** begin Excerpted data **

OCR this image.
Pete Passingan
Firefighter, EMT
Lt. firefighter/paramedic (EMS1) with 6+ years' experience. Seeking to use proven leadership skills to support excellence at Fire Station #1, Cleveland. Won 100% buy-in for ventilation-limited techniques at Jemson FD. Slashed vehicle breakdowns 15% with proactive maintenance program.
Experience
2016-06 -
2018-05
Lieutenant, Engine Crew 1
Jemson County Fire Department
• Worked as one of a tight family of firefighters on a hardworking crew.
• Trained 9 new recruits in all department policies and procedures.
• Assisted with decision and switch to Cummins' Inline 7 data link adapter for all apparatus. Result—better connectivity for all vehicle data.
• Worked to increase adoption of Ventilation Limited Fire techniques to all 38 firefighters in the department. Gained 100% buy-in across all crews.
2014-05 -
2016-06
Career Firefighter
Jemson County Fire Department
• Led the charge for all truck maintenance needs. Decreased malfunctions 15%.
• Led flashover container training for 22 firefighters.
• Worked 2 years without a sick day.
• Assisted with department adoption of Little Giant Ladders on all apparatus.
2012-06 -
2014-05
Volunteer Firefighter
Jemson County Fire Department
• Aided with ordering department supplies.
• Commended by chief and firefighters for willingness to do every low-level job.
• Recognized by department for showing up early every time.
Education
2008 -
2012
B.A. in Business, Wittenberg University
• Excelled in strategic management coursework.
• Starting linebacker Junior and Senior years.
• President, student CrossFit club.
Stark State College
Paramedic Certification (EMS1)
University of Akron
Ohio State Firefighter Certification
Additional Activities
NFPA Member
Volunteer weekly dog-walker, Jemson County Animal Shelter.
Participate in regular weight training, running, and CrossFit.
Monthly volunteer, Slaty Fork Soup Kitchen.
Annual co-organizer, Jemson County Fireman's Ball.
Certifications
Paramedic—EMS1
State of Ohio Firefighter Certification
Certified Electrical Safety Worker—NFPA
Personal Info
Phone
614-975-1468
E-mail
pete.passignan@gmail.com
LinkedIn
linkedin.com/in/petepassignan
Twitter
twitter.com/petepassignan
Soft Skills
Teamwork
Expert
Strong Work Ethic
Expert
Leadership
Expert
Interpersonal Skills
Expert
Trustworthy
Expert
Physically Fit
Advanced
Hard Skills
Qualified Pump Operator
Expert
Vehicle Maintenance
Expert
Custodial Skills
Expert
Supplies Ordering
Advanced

** end Excerpted data **

- Instructions to follow
All of the entries should be written out again exactly.

- Finished task
OCR this image.
Pete Passingan
Firefighter, EMT
Lt. firefighter/paramedic (EMS1) with 6+ years' experience. Seeking to use proven leadership skills to support excellence at Fire Station #1, Cleveland. Won 100% buy-in for ventilation-limited techniques at Jemson FD. Slashed vehicle breakdowns 15% with proactive maintenance program.
Experience
2016-06 -
2018-05
Lieutenant, Engine Crew 1
Jemson County Fire Department
• Worked as one of a tight family of firefighters on a hardworking crew.
• Trained 9 new recruits in all department policies and procedures.
• Assisted with decision and switch to Cummins' Inline 7 data link adapter for all apparatus. Result—better connectivity for all vehicle data.
• Worked to increase adoption of Ventilation Limited Fire techniques to all 38 firefighters in the department. Gained 100% buy-in across all crews.
2014-05 -
2016-06
Career Firefighter
Jemson County Fire Department
• Led the charge for all truck maintenance needs. Decreased malfunctions 15%.
• Led flashover container training for 22 firefighters.
• Worked 2 years without a sick day.
• Assisted with department adoption of Little Giant Ladders on all apparatus.
2012-06 -
2014-05
Volunteer Firefighter
Jemson County Fire Department
• Aided with ordering department supplies.
• Commended by chief and firefighters for willingness to do every low-level job.
• Recognized by department for showing up early every time.
Education
2008 -
2012
B.A. in Business, Wittenberg University
• Excelled in strategic management coursework.
• Starting linebacker Junior and Senior years.
• President, student CrossFit club.
Stark State College
Paramedic Certification (EMS1)
University of Akron
Ohio State Firefighter Certification
Additional Activities
NFPA Member
Volunteer weekly dog-walker, Jemson County Animal Shelter.
Participate in regular weight training, running, and CrossFit.
Monthly volunteer, Slaty Fork Soup Kitchen.
Annual co-organizer, Jemson County Fireman's Ball.
Certifications
Paramedic—EMS1
State of Ohio Firefighter Certification
Certified Electrical Safety Worker—NFPA
Personal Info
Phone
614-975-1468
E-mail
pete.passignan@gmail.com
LinkedIn
linkedin.com/in/petepassignan
Twitter
twitter.com/petepassignan
Soft Skills
Teamwork
Expert
Strong Work Ethic
Expert
Leadership
Expert
Interpersonal Skills
Expert
Trustworthy
Expert
Physically Fit
Advanced
Hard Skills
Qualified Pump Operator
Expert
Vehicle Maintenance
Expert
Custodial Skills
Expert
Supplies Ordering
Advanced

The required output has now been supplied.